* start *

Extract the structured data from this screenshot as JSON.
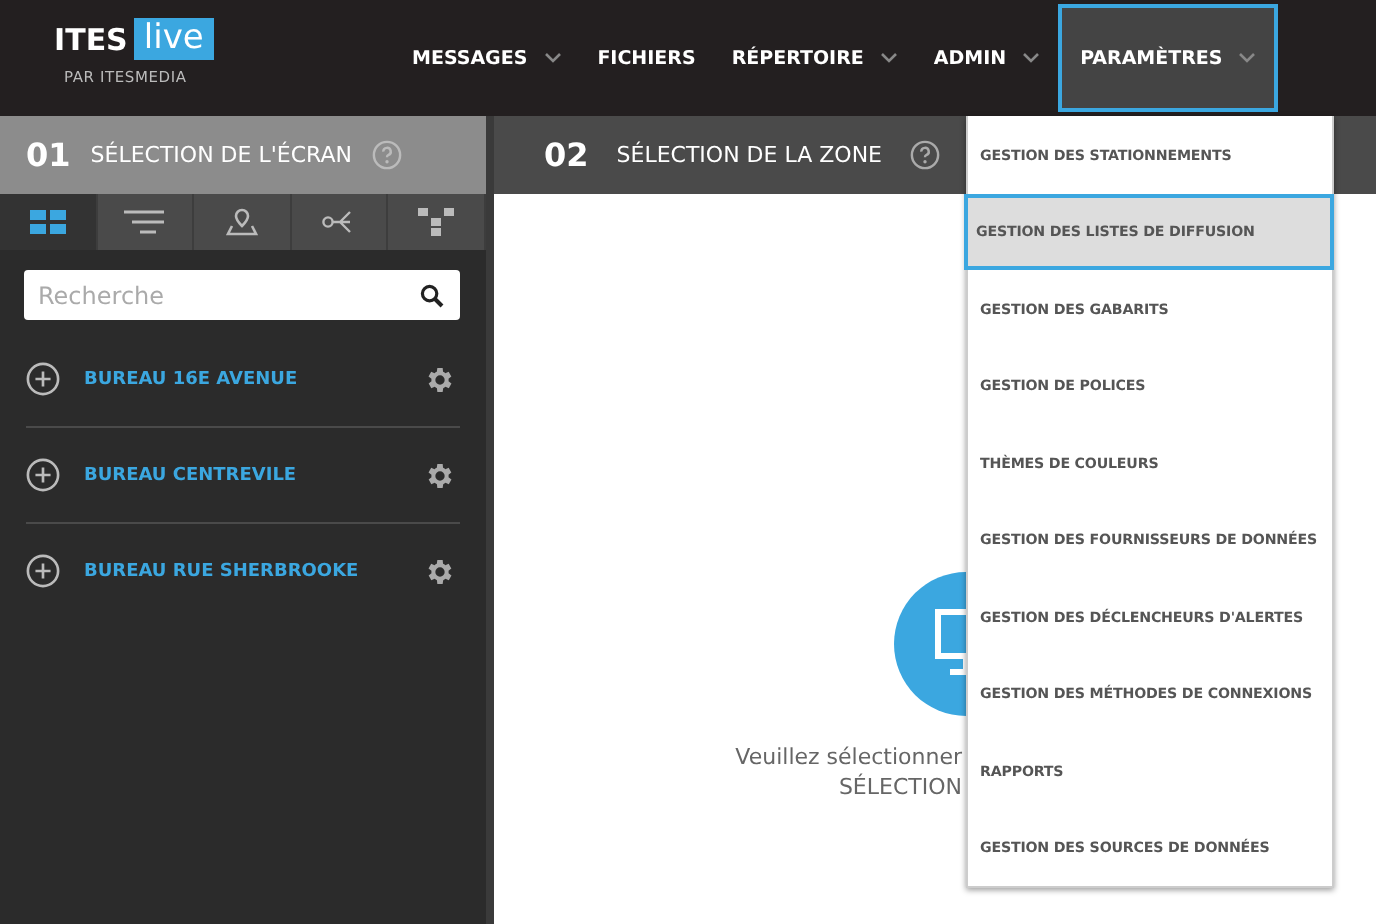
{
  "logo": {
    "brand": "ITES",
    "badge": "live",
    "tagline": "PAR ITESMEDIA"
  },
  "nav": [
    {
      "label": "MESSAGES",
      "dropdown": true,
      "selected": false
    },
    {
      "label": "FICHIERS",
      "dropdown": false,
      "selected": false
    },
    {
      "label": "RÉPERTOIRE",
      "dropdown": true,
      "selected": false
    },
    {
      "label": "ADMIN",
      "dropdown": true,
      "selected": false
    },
    {
      "label": "PARAMÈTRES",
      "dropdown": true,
      "selected": true
    }
  ],
  "step1": {
    "number": "01",
    "title": "SÉLECTION DE L'ÉCRAN"
  },
  "step2": {
    "number": "02",
    "title": "SÉLECTION DE LA ZONE"
  },
  "view_tabs": [
    {
      "kind": "grid",
      "selected": true
    },
    {
      "kind": "filter",
      "selected": false
    },
    {
      "kind": "map",
      "selected": false
    },
    {
      "kind": "share",
      "selected": false
    },
    {
      "kind": "tree",
      "selected": false
    }
  ],
  "search": {
    "placeholder": "Recherche"
  },
  "groups": [
    {
      "name": "BUREAU 16E AVENUE"
    },
    {
      "name": "BUREAU CENTREVILE"
    },
    {
      "name": "BUREAU RUE SHERBROOKE"
    }
  ],
  "empty_state": {
    "line_1": "Veuillez sélectionner",
    "line_2": "SÉLECTION"
  },
  "menu": [
    {
      "label": "GESTION DES STATIONNEMENTS",
      "selected": false
    },
    {
      "label": "GESTION DES LISTES DE DIFFUSION",
      "selected": true
    },
    {
      "label": "GESTION DES GABARITS",
      "selected": false
    },
    {
      "label": "GESTION DE POLICES",
      "selected": false
    },
    {
      "label": "THÈMES DE COULEURS",
      "selected": false
    },
    {
      "label": "GESTION DES FOURNISSEURS DE DONNÉES",
      "selected": false
    },
    {
      "label": "GESTION DES DÉCLENCHEURS D'ALERTES",
      "selected": false
    },
    {
      "label": "GESTION DES MÉTHODES DE CONNEXIONS",
      "selected": false
    },
    {
      "label": "RAPPORTS",
      "selected": false
    },
    {
      "label": "GESTION DES SOURCES DE DONNÉES",
      "selected": false
    }
  ]
}
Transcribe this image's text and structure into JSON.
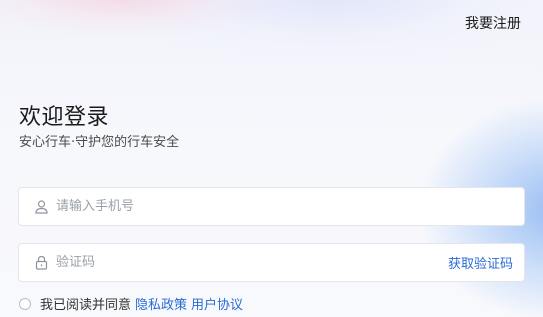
{
  "header": {
    "register_label": "我要注册"
  },
  "welcome": {
    "title": "欢迎登录",
    "subtitle": "安心行车·守护您的行车安全"
  },
  "phone_field": {
    "placeholder": "请输入手机号",
    "value": "",
    "icon": "user-icon"
  },
  "code_field": {
    "placeholder": "验证码",
    "value": "",
    "icon": "lock-icon",
    "get_code_label": "获取验证码"
  },
  "agreement": {
    "checked": false,
    "text": "我已阅读并同意",
    "privacy_link": "隐私政策",
    "terms_link": "用户协议"
  },
  "colors": {
    "link": "#2a6ad4",
    "text": "#1a1a1a",
    "placeholder": "#9aa0a8"
  }
}
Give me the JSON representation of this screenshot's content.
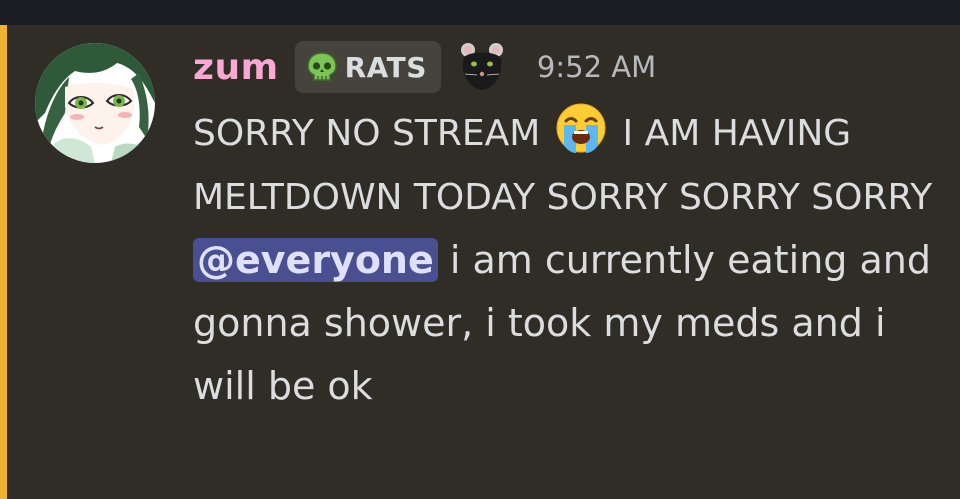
{
  "message": {
    "author": "zum",
    "author_color": "#f9a8d4",
    "role_tag": {
      "icon": "green-skull-icon",
      "label": "RATS"
    },
    "decoration": "rat-icon",
    "timestamp": "9:52 AM",
    "content": {
      "part1": "SORRY NO STREAM",
      "emoji": "loudly-crying-face-emoji",
      "part2": "I AM HAVING MELTDOWN TODAY SORRY SORRY SORRY",
      "mention": "@everyone",
      "part3": "i am currently eating and gonna shower, i took my meds and i will be ok"
    }
  },
  "colors": {
    "mention_highlight_bar": "#f0b232",
    "mention_background": "#4a4f92",
    "message_background": "#2f2d26"
  }
}
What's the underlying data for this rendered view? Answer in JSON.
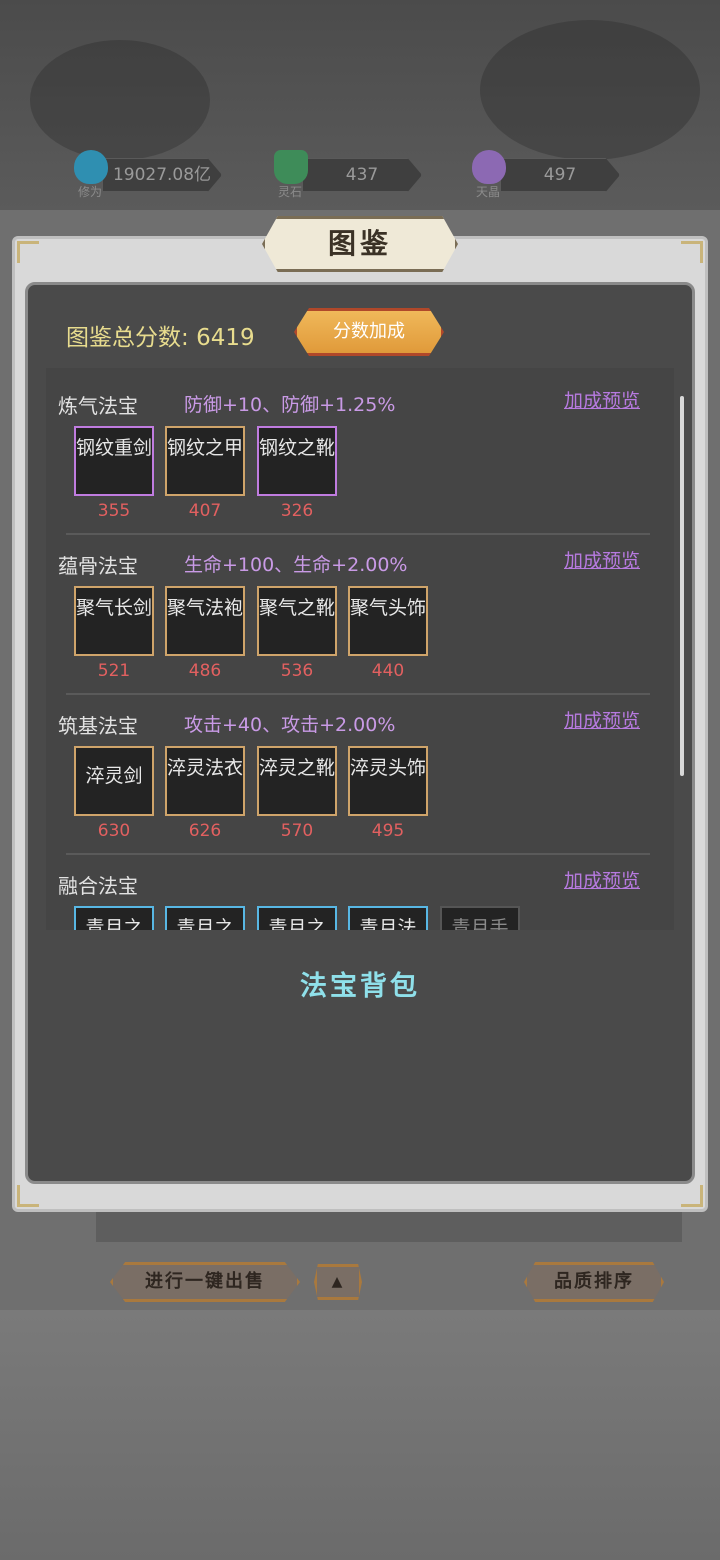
{
  "resources": [
    {
      "value": "19027.08亿",
      "label": "修为",
      "icon": "water-flame-icon",
      "color": "#3aa6c9"
    },
    {
      "value": "437",
      "label": "灵石",
      "icon": "crystal-icon",
      "color": "#4da36b"
    },
    {
      "value": "497",
      "label": "天晶",
      "icon": "purple-gem-icon",
      "color": "#a77dd0"
    }
  ],
  "panel": {
    "title": "图鉴",
    "score_label": "图鉴总分数:",
    "score_value": "6419",
    "bonus_button": "分数加成"
  },
  "categories": [
    {
      "name": "炼气法宝",
      "bonus": "防御+10、防御+1.25%",
      "preview": "加成预览",
      "items": [
        {
          "name": "钢纹重剑",
          "score": "355",
          "quality": "purple"
        },
        {
          "name": "钢纹之甲",
          "score": "407",
          "quality": "gold"
        },
        {
          "name": "钢纹之靴",
          "score": "326",
          "quality": "purple"
        }
      ]
    },
    {
      "name": "蕴骨法宝",
      "bonus": "生命+100、生命+2.00%",
      "preview": "加成预览",
      "items": [
        {
          "name": "聚气长剑",
          "score": "521",
          "quality": "gold"
        },
        {
          "name": "聚气法袍",
          "score": "486",
          "quality": "gold"
        },
        {
          "name": "聚气之靴",
          "score": "536",
          "quality": "gold"
        },
        {
          "name": "聚气头饰",
          "score": "440",
          "quality": "gold"
        }
      ]
    },
    {
      "name": "筑基法宝",
      "bonus": "攻击+40、攻击+2.00%",
      "preview": "加成预览",
      "items": [
        {
          "name": "淬灵剑",
          "score": "630",
          "quality": "gold"
        },
        {
          "name": "淬灵法衣",
          "score": "626",
          "quality": "gold"
        },
        {
          "name": "淬灵之靴",
          "score": "570",
          "quality": "gold"
        },
        {
          "name": "淬灵头饰",
          "score": "495",
          "quality": "gold"
        }
      ]
    },
    {
      "name": "融合法宝",
      "bonus": "",
      "preview": "加成预览",
      "items": [
        {
          "name": "青月之",
          "score": "",
          "quality": "blue"
        },
        {
          "name": "青月之",
          "score": "",
          "quality": "blue"
        },
        {
          "name": "青月之",
          "score": "",
          "quality": "blue"
        },
        {
          "name": "青月法",
          "score": "",
          "quality": "blue"
        },
        {
          "name": "青月手",
          "score": "",
          "quality": "gray"
        }
      ]
    }
  ],
  "bag": {
    "title": "法宝背包"
  },
  "footer": {
    "sell_button": "进行一键出售",
    "up_arrow": "▲",
    "sort_button": "品质排序"
  }
}
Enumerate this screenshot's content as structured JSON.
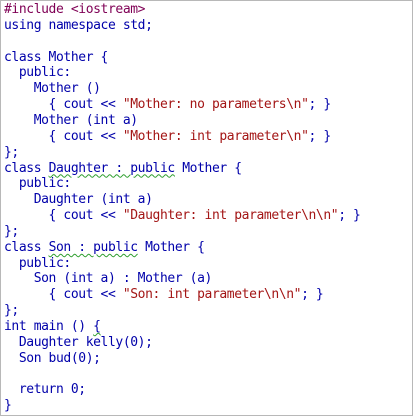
{
  "colors": {
    "preprocessor": "#7f0055",
    "keyword": "#0000aa",
    "string": "#a31515",
    "text": "#000000",
    "squiggle": "#2e9e2e",
    "border": "#b8b8b8",
    "background": "#ffffff"
  },
  "lines": [
    [
      {
        "t": "#include <iostream>",
        "c": "pre"
      }
    ],
    [
      {
        "t": "using namespace std;",
        "c": "kw"
      }
    ],
    [],
    [
      {
        "t": "class Mother {",
        "c": "kw"
      }
    ],
    [
      {
        "t": "  public:",
        "c": "kw"
      }
    ],
    [
      {
        "t": "    Mother ()",
        "c": "kw"
      }
    ],
    [
      {
        "t": "      { cout << ",
        "c": "kw"
      },
      {
        "t": "\"Mother: no parameters\\n\"",
        "c": "str"
      },
      {
        "t": "; }",
        "c": "kw"
      }
    ],
    [
      {
        "t": "    Mother (int a)",
        "c": "kw"
      }
    ],
    [
      {
        "t": "      { cout << ",
        "c": "kw"
      },
      {
        "t": "\"Mother: int parameter\\n\"",
        "c": "str"
      },
      {
        "t": "; }",
        "c": "kw"
      }
    ],
    [
      {
        "t": "};",
        "c": "kw"
      }
    ],
    [
      {
        "t": "class ",
        "c": "kw"
      },
      {
        "t": "Daughter : public",
        "c": "kw",
        "sq": true
      },
      {
        "t": " Mother {",
        "c": "kw"
      }
    ],
    [
      {
        "t": "  public:",
        "c": "kw"
      }
    ],
    [
      {
        "t": "    Daughter (int a)",
        "c": "kw"
      }
    ],
    [
      {
        "t": "      { cout << ",
        "c": "kw"
      },
      {
        "t": "\"Daughter: int parameter\\n\\n\"",
        "c": "str"
      },
      {
        "t": "; }",
        "c": "kw"
      }
    ],
    [
      {
        "t": "};",
        "c": "kw"
      }
    ],
    [
      {
        "t": "class ",
        "c": "kw"
      },
      {
        "t": "Son : public",
        "c": "kw",
        "sq": true
      },
      {
        "t": " Mother {",
        "c": "kw"
      }
    ],
    [
      {
        "t": "  public:",
        "c": "kw"
      }
    ],
    [
      {
        "t": "    Son (int a) : Mother (a)",
        "c": "kw"
      }
    ],
    [
      {
        "t": "      { cout << ",
        "c": "kw"
      },
      {
        "t": "\"Son: int parameter\\n\\n\"",
        "c": "str"
      },
      {
        "t": "; }",
        "c": "kw"
      }
    ],
    [
      {
        "t": "};",
        "c": "kw"
      }
    ],
    [
      {
        "t": "int main () ",
        "c": "kw"
      },
      {
        "t": "{",
        "c": "kw",
        "sq": true
      }
    ],
    [
      {
        "t": "  Daughter kelly(0);",
        "c": "kw"
      }
    ],
    [
      {
        "t": "  Son bud(0);",
        "c": "kw"
      }
    ],
    [],
    [
      {
        "t": "  return 0;",
        "c": "kw"
      }
    ],
    [
      {
        "t": "}",
        "c": "kw"
      }
    ]
  ]
}
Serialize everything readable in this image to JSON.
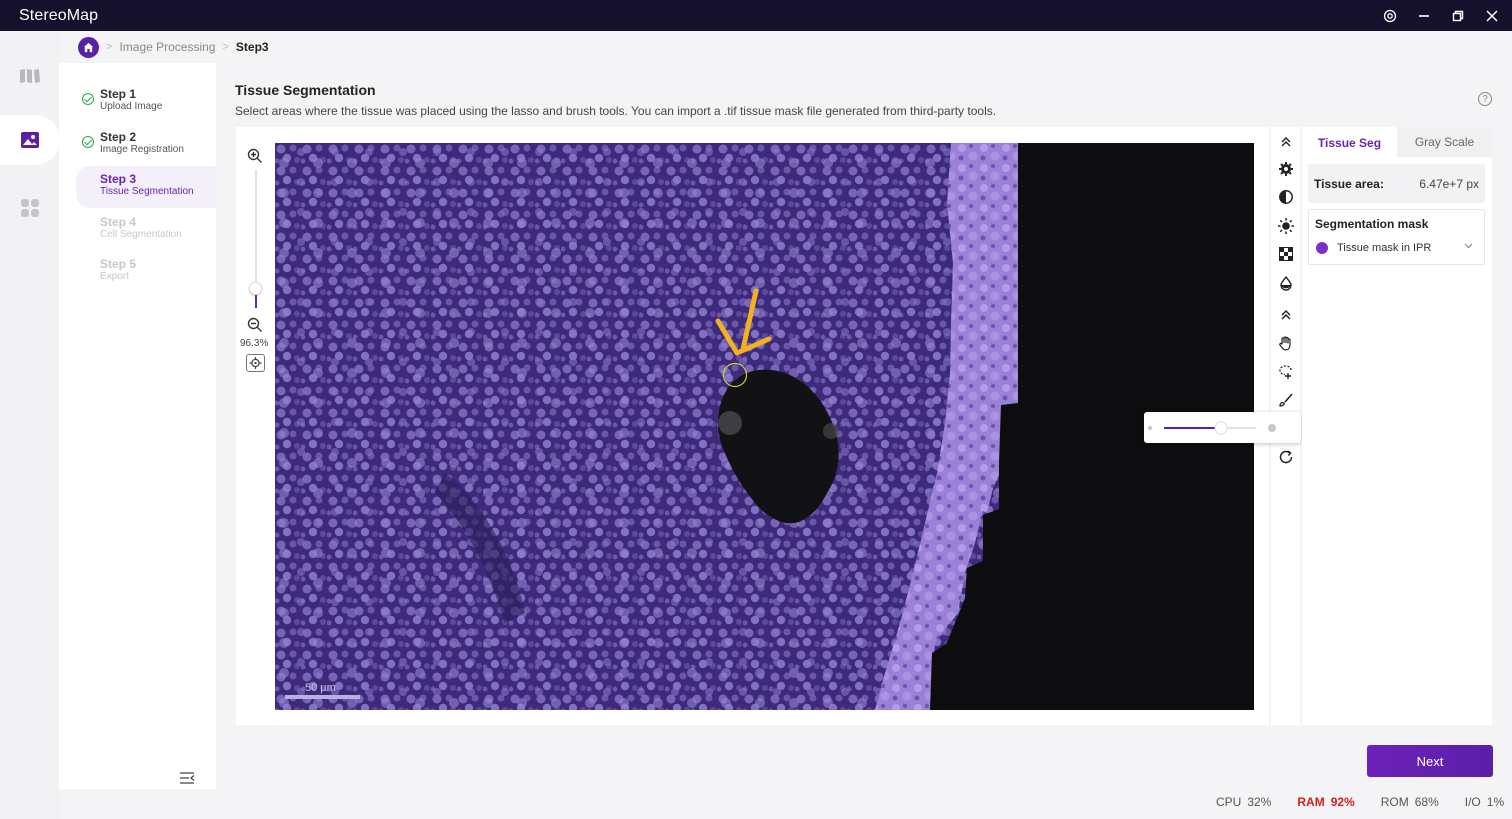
{
  "window": {
    "title": "StereoMap"
  },
  "breadcrumb": {
    "items": [
      "Image Processing"
    ],
    "current": "Step3"
  },
  "steps": [
    {
      "title": "Step 1",
      "subtitle": "Upload Image",
      "state": "done"
    },
    {
      "title": "Step 2",
      "subtitle": "Image Registration",
      "state": "done"
    },
    {
      "title": "Step 3",
      "subtitle": "Tissue Segmentation",
      "state": "active"
    },
    {
      "title": "Step 4",
      "subtitle": "Cell Segmentation",
      "state": "disabled"
    },
    {
      "title": "Step 5",
      "subtitle": "Export",
      "state": "disabled"
    }
  ],
  "page": {
    "title": "Tissue Segmentation",
    "description": "Select areas where the tissue was placed using the lasso and brush tools. You can import a .tif tissue mask file generated from third-party tools."
  },
  "viewer": {
    "zoom_percent": "96.3%",
    "zoom_level": 0.12,
    "scale_bar": "50 µm"
  },
  "brush_size_level": 0.62,
  "tabs": [
    {
      "label": "Tissue Seg"
    },
    {
      "label": "Gray Scale"
    }
  ],
  "tissue_area": {
    "label": "Tissue area:",
    "value": "6.47e+7 px"
  },
  "segmentation_mask": {
    "title": "Segmentation mask",
    "selected": "Tissue mask in IPR",
    "color": "#7b2fc9"
  },
  "actions": {
    "next": "Next"
  },
  "status": {
    "cpu_label": "CPU",
    "cpu": "32%",
    "ram_label": "RAM",
    "ram": "92%",
    "rom_label": "ROM",
    "rom": "68%",
    "io_label": "I/O",
    "io": "1%"
  },
  "colors": {
    "accent": "#6b22b5",
    "titlebar": "#15112c",
    "mask": "#9b7fd9",
    "annotation_arrow": "#f2b21f",
    "warning": "#d21e1e"
  }
}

* end *

Objective: List each line holding the string "using".

Answer to this problem:
        "t": "using namespace std;",
    "description": "Select areas where the tissue was placed using the lasso and brush tools. You can import a .tif tissue mask file generated from third-party tools."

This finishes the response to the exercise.